<<<<

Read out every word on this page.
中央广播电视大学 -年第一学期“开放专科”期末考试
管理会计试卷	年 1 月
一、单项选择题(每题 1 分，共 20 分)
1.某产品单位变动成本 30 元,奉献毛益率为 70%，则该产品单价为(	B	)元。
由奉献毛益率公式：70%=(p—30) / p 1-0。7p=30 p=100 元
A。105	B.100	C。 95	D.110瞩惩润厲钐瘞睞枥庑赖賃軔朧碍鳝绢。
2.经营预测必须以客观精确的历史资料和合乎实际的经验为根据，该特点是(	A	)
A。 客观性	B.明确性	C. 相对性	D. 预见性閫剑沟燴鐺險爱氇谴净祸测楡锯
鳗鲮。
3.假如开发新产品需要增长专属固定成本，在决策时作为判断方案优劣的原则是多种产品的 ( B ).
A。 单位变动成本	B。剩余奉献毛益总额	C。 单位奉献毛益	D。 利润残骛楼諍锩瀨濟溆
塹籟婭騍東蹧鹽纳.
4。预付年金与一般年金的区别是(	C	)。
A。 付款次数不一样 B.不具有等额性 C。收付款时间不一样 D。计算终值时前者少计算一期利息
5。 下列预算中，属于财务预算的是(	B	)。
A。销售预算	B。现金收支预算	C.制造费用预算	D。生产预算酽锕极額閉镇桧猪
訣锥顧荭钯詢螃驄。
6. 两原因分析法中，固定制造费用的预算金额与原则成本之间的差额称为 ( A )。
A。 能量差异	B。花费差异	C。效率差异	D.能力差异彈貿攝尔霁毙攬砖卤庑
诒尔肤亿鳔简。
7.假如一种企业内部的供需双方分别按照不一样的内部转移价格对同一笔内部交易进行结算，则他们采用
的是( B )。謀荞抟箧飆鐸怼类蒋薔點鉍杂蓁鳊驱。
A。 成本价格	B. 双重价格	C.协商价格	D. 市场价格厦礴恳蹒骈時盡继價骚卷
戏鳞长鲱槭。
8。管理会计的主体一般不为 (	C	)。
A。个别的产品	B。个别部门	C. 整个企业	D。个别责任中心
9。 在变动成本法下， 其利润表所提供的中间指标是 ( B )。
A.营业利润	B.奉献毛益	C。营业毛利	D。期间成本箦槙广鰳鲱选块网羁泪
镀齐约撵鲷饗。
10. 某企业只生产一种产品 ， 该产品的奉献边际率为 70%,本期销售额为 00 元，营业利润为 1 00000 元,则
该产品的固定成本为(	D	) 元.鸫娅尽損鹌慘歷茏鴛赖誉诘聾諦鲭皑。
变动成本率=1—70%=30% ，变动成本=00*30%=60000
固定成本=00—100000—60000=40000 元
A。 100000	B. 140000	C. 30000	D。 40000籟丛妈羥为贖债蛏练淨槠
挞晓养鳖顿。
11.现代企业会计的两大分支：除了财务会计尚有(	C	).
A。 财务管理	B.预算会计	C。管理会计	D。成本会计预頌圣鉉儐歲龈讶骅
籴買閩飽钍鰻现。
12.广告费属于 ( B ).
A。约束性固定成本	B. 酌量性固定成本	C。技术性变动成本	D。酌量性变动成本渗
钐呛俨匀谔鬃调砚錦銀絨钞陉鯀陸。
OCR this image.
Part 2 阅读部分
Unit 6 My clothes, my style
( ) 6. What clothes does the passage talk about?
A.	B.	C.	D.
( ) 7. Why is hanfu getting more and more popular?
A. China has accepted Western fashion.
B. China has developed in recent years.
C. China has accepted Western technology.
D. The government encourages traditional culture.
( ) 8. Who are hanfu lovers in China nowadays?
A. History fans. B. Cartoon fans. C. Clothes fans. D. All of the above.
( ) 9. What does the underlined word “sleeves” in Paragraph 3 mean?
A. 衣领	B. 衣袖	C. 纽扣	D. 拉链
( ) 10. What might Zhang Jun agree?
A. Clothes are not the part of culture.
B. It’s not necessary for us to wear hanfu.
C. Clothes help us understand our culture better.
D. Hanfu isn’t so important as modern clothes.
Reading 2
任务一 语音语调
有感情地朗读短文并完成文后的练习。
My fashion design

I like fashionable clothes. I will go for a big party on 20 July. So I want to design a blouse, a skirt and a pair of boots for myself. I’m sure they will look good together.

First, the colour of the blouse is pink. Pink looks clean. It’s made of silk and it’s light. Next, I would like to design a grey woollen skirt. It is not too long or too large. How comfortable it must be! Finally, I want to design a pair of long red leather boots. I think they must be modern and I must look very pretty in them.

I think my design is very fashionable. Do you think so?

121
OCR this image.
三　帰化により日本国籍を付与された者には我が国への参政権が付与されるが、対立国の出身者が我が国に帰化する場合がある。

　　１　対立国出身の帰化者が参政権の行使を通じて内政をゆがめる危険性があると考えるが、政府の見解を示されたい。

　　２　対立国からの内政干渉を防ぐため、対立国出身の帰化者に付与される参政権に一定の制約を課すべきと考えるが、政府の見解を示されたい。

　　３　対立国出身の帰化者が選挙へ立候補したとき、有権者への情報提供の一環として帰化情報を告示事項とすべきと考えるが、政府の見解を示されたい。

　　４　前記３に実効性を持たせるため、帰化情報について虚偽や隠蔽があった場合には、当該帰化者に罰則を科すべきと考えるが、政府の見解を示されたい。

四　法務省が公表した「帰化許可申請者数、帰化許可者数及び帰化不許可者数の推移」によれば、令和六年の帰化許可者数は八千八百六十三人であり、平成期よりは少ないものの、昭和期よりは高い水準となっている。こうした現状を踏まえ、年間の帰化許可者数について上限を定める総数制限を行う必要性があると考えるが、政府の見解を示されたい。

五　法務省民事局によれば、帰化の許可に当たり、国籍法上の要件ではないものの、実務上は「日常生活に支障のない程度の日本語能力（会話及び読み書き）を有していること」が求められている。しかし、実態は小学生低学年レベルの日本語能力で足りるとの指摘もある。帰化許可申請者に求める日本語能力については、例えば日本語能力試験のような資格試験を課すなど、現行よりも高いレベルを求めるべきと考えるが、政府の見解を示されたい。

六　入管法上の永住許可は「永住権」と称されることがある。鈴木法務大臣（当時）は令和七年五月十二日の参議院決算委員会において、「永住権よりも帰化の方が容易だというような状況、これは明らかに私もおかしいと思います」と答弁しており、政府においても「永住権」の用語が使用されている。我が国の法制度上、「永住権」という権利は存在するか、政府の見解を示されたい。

>>>>

• [WHAT YOU ARE ASKED TO DO] In the material above, find each line that contains the word "政府の見解を示されたい", and select it.

• [EXERCISE RESPONSE]
　　１　対立国出身の帰化者が参政権の行使を通じて内政をゆがめる危険性があると考えるが、政府の見解を示されたい。
　　２　対立国からの内政干渉を防ぐため、対立国出身の帰化者に付与される参政権に一定の制約を課すべきと考えるが、政府の見解を示されたい。
　　３　対立国出身の帰化者が選挙へ立候補したとき、有権者への情報提供の一環として帰化情報を告示事項とすべきと考えるが、政府の見解を示されたい。
　　４　前記３に実効性を持たせるため、帰化情報について虚偽や隠蔽があった場合には、当該帰化者に罰則を科すべきと考えるが、政府の見解を示されたい。
四　法務省が公表した「帰化許可申請者数、帰化許可者数及び帰化不許可者数の推移」によれば、令和六年の帰化許可者数は八千八百六十三人であり、平成期よりは少ないものの、昭和期よりは高い水準となっている。こうした現状を踏まえ、年間の帰化許可者数について上限を定める総数制限を行う必要性があると考えるが、政府の見解を示されたい。
五　法務省民事局によれば、帰化の許可に当たり、国籍法上の要件ではないものの、実務上は「日常生活に支障のない程度の日本語能力（会話及び読み書き）を有していること」が求められている。しかし、実態は小学生低学年レベルの日本語能力で足りるとの指摘もある。帰化許可申請者に求める日本語能力については、例えば日本語能力試験のような資格試験を課すなど、現行よりも高いレベルを求めるべきと考えるが、政府の見解を示されたい。
六　入管法上の永住許可は「永住権」と称されることがある。鈴木法務大臣（当時）は令和七年五月十二日の参議院決算委員会において、「永住権よりも帰化の方が容易だというような状況、これは明らかに私もおかしいと思います」と答弁しており、政府においても「永住権」の用語が使用されている。我が国の法制度上、「永住権」という権利は存在するか、政府の見解を示されたい。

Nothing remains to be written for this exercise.